§ YOUR TASK: Return the passage of the mass profile documentation from "Type implementing the" to "galaxy properties, CoreNFWGalaxy.", copied word for word.

Defined Types

AbstractMassProfile{T <: Real}: abstract supertype for all mass profiles.

AbstractDensity{T} <: AbstractMassProfile{T}: abstract supertype for all 3D density profiles.

Abstract type (<:AbstractMassProfile) for surface density profiles for which 3D quantities are not defined. Radii for instances of AbstractSurfaceDensity are always 2D.

CoreNFW(ρ0::Real, rs::Real, rc::Real, n::Real)

Type implementing the CoreNFW density profile of Read et al. 2016. This is a modified NFW profile with lower central densities calibrated to reproduce the density profiles observed in their simulations. The parameters ρ0 and rs are identical to those for the NFW profile. However, the CoreNFW profile makes the following alteration to the enclosed mass,

\[\begin{aligned} M_\text{c,NFW}(<R) &= M_\text{NFW}(<R) \times f^n \newline f^n &= \left[ \text{tanh} \left( \frac{r}{r_c} \right) \right]^n \end{aligned}\]

where the core radius $r_c$ and $n$, which controls how shallow the core is (no core with n==0 and complete core with n==1), are new free parameters.

See also

• Constructor that uses galaxy properties, CoreNFWGalaxy.

GeneralIsothermal(ρ0::Real, rs::Real, α::Real)
GeneralIsothermal(ρ0::Unitful.Density, rs::Unitful.Length, α::Real)
GeneralIsothermal(rs::Real, α::Real, M::Real, Rmax::Real)
GeneralIsothermal(rs::Unitful.Length, α::Real, M::Unitful.Mass, Rmax::Unitful.Length)

Type describing general isothermal density profiles with scale radius rs, power-law index α, and density at rs of ρ0. The density profile is

\[\rho(r) = \rho_0 \times \left( \frac{r}{R_s} \right)^{-\alpha}\]

The fields of GeneralIsothermal are ρ0, rs, α. The default units of GeneralIsothermal are [ρ0] = [Msun/kpc^3], [r, rs] = [kpc], [M] = [Msun] when you construct GeneralIsothermal with Reals, like Float64. This is important for quantities like Vcirc, Vesc, Φ, ∇Φ, and ∇∇Φ which involve G; these will give incorrect results if the fields of GeneralIsothermal or the provided r are in different units. If you construct GeneralIsothermal with Unitful quantities, they will be internally converted.

§ SUPPLIED INFORMATION:
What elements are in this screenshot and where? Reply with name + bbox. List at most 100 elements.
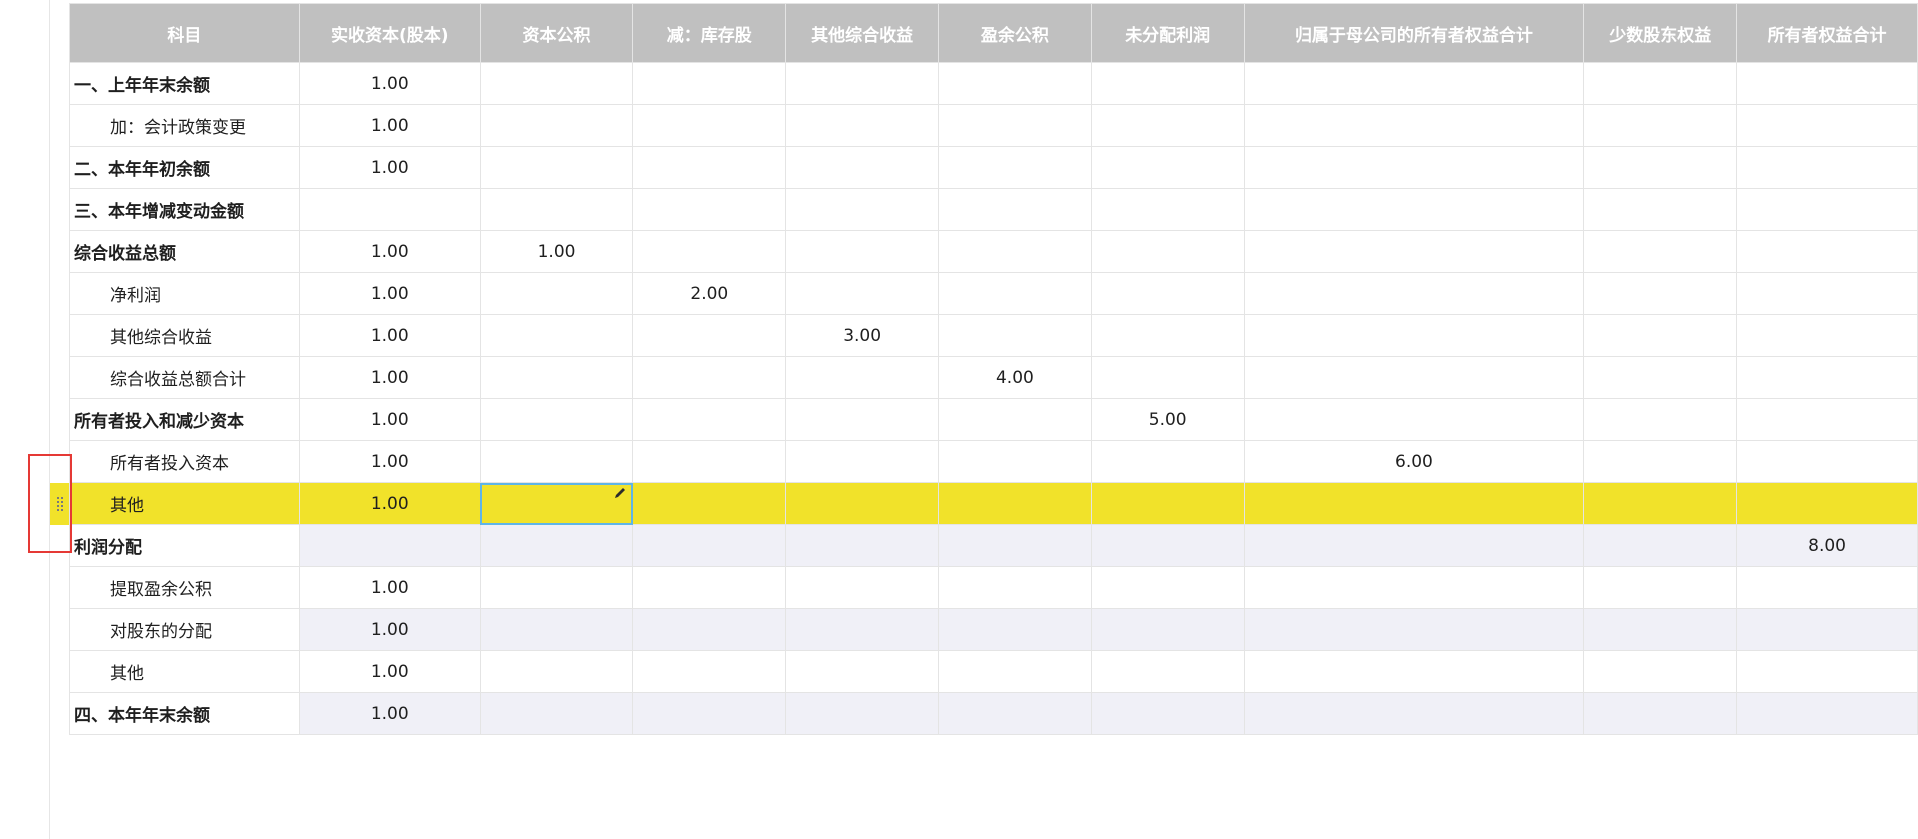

§ ANSWER BELOW:
Type implementing the CoreNFW density profile of Read et al. 2016. This is a modified NFW profile with lower central densities calibrated to reproduce the density profiles observed in their simulations. The parameters ρ0 and rs are identical to those for the NFW profile. However, the CoreNFW profile makes the following alteration to the enclosed mass,

\[\begin{aligned} M_\text{c,NFW}(<R) &= M_\text{NFW}(<R) \times f^n \newline f^n &= \left[ \text{tanh} \left( \frac{r}{r_c} \right) \right]^n \end{aligned}\]

where the core radius $r_c$ and $n$, which controls how shallow the core is (no core with n==0 and complete core with n==1), are new free parameters.

See also

• Constructor that uses galaxy properties, CoreNFWGalaxy.